### WHAT THIS TASK INVOLVES
Check every line for the word "εἶναι" and give the number of lines where it occurs, nothing else.

### RECORD EXCERPTS
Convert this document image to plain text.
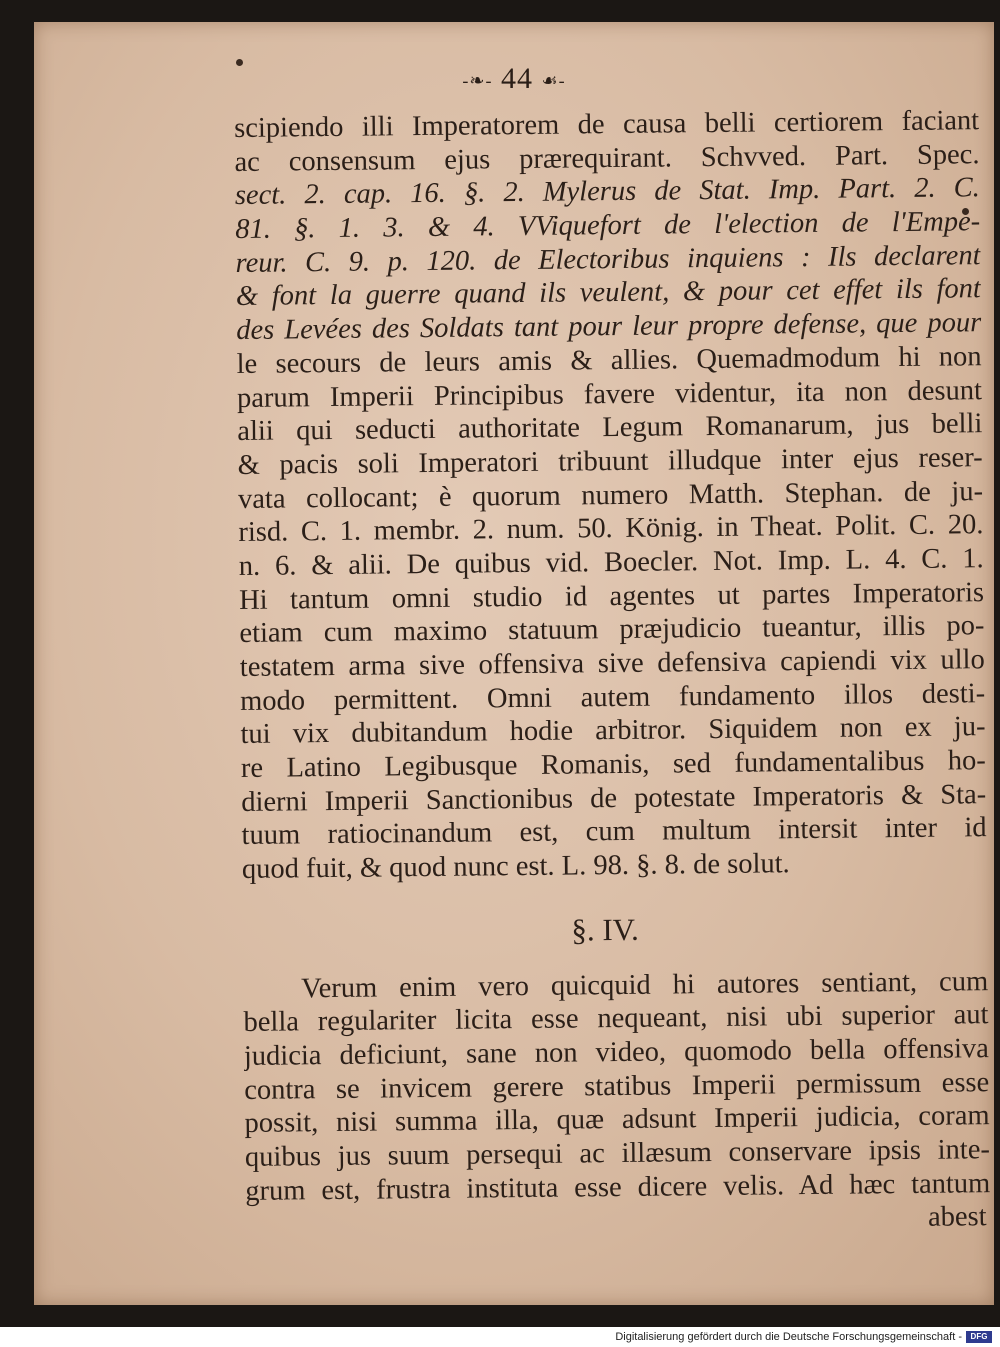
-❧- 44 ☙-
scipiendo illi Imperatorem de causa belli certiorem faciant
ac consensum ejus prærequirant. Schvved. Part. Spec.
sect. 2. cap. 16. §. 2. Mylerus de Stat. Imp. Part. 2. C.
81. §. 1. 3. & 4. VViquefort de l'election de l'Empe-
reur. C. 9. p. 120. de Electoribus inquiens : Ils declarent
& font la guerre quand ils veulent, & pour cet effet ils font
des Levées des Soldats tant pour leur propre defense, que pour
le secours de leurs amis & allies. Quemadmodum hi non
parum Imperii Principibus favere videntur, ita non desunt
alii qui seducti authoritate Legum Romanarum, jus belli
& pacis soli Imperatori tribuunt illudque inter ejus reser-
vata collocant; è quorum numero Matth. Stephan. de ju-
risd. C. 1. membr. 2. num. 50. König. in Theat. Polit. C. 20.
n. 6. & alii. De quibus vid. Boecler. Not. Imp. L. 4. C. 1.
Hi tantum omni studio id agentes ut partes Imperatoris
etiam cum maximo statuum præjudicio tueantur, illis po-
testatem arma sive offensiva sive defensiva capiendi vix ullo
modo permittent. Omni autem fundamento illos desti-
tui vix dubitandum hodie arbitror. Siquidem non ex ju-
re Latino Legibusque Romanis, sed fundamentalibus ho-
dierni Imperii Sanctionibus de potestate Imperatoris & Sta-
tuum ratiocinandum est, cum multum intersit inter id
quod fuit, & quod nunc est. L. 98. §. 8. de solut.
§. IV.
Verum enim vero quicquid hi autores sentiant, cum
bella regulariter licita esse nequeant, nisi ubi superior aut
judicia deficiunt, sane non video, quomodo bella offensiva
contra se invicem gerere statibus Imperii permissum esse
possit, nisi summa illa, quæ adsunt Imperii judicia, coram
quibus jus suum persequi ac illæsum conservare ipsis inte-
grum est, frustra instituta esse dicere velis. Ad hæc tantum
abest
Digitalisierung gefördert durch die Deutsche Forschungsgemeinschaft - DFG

--

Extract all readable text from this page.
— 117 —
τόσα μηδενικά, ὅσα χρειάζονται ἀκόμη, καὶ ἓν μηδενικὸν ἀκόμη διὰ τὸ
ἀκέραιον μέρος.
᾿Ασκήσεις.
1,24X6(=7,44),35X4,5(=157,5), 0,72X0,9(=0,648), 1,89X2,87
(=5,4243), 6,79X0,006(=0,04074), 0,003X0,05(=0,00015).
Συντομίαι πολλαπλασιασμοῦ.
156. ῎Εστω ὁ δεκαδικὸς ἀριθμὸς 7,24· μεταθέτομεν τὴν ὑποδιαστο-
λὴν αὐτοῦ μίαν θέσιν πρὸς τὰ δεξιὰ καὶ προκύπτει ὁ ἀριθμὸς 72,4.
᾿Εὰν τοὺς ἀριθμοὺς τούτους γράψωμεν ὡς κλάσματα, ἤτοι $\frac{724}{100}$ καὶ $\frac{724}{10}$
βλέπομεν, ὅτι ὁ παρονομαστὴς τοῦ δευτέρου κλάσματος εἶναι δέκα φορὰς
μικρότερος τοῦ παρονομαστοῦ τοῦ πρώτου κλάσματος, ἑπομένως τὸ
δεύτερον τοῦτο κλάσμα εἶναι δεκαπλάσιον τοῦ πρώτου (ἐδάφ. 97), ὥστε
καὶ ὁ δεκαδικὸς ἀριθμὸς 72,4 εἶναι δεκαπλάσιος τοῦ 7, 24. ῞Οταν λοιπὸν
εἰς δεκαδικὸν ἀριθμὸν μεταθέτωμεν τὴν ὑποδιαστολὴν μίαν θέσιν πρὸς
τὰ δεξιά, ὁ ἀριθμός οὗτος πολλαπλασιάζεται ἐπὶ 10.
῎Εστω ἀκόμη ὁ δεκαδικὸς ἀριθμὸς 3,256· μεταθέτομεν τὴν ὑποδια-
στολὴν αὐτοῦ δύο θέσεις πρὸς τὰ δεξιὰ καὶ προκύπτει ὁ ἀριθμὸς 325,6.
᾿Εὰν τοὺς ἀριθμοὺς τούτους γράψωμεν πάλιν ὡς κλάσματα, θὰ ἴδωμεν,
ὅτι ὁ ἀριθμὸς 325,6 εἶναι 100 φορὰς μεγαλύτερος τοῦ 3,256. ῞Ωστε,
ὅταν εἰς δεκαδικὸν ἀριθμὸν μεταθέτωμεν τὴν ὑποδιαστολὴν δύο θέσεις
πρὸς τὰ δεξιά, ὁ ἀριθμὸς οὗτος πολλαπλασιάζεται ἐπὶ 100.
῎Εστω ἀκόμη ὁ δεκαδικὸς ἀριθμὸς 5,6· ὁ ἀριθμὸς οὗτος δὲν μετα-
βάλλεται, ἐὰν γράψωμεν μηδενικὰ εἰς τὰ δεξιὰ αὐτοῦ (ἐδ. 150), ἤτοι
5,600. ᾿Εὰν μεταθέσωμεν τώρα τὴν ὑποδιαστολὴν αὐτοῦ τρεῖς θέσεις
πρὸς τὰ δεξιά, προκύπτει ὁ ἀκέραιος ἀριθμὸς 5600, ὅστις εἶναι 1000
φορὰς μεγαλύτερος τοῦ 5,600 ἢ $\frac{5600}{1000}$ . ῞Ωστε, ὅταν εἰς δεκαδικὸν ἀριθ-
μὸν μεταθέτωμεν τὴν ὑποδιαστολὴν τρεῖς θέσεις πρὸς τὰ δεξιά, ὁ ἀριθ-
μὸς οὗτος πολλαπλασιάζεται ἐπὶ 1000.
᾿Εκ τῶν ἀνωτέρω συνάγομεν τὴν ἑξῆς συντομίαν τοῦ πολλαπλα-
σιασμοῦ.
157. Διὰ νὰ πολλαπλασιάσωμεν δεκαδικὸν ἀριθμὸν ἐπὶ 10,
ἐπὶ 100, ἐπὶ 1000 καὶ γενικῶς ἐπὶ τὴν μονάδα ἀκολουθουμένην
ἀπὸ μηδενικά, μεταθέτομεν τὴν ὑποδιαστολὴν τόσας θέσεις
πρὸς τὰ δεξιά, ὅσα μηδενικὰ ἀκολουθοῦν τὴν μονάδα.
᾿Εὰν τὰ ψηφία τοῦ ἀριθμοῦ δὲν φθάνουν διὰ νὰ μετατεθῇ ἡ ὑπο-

---

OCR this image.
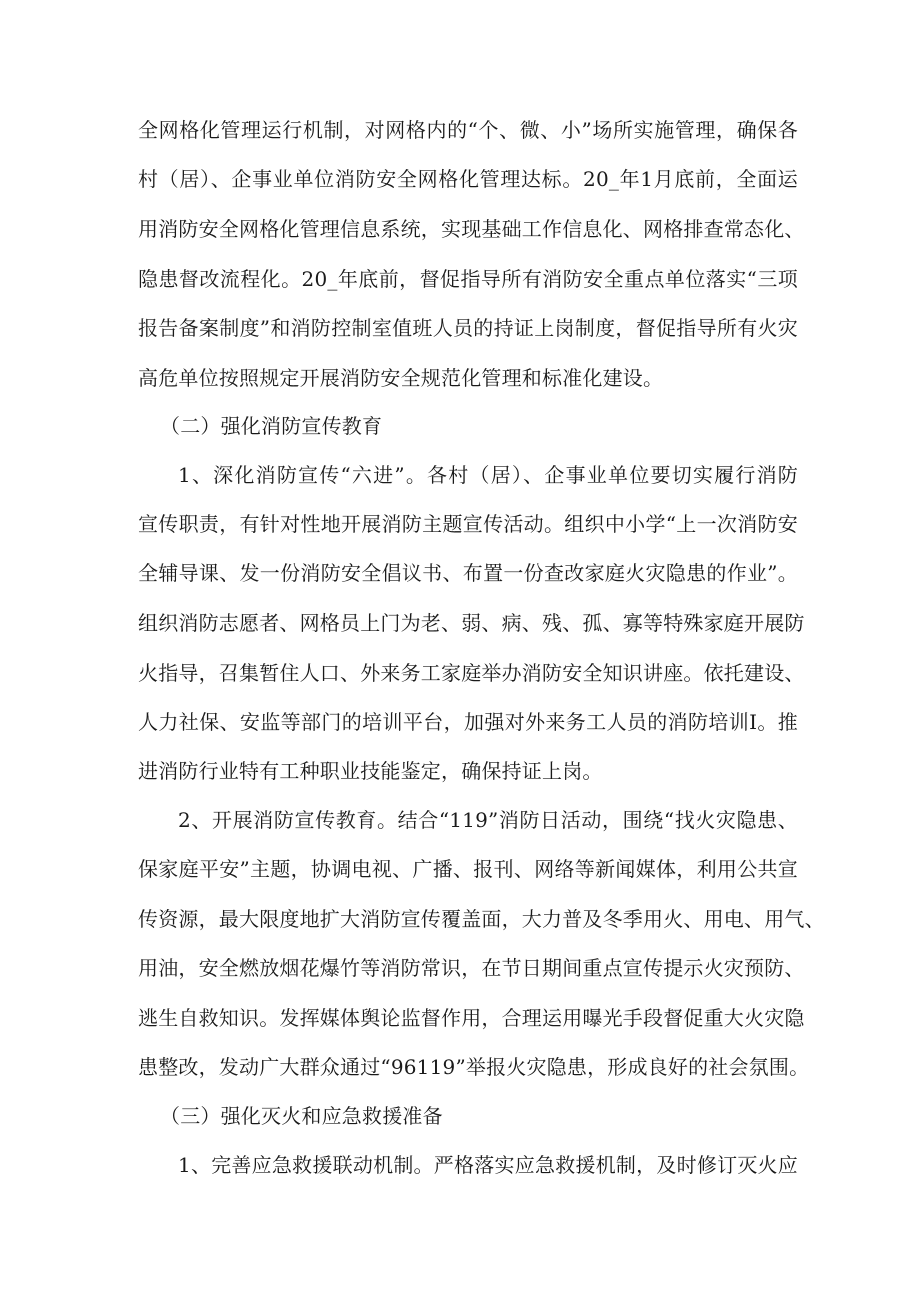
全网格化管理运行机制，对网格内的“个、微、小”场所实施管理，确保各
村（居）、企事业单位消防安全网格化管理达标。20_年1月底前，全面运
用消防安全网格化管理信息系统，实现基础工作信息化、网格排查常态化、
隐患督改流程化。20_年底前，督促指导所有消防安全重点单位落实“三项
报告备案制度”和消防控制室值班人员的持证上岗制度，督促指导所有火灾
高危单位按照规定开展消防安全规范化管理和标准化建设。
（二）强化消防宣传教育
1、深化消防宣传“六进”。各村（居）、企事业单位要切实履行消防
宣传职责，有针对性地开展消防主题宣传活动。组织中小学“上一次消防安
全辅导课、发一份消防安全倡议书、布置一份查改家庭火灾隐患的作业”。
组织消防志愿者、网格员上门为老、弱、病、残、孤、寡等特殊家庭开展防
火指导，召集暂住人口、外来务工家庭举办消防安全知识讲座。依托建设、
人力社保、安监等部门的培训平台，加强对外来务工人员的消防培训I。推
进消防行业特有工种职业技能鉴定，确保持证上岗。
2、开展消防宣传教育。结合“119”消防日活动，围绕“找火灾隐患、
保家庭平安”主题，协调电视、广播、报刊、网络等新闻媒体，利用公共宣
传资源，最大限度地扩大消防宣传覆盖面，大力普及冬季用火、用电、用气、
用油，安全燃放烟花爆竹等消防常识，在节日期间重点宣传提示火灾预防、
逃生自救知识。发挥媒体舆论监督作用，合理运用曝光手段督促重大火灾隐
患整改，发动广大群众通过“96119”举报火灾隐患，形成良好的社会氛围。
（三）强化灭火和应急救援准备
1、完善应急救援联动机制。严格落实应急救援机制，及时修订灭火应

### SOLUTION
5